— start of SOURCE MATERIAL —

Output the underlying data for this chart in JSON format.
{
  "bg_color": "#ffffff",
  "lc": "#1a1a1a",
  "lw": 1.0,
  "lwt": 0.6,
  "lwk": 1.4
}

— end of SOURCE MATERIAL —

WHAT THE TASK REQUIRES – Extract the full listing and reproduce each line exactly.

OUTPUT –
Output the underlying data for this chart in JSON format.
{
  "bg_color": "#ffffff",
  "lc": "#1a1a1a",
  "lw": 1.0,
  "lwt": 0.6,
  "lwk": 1.4
}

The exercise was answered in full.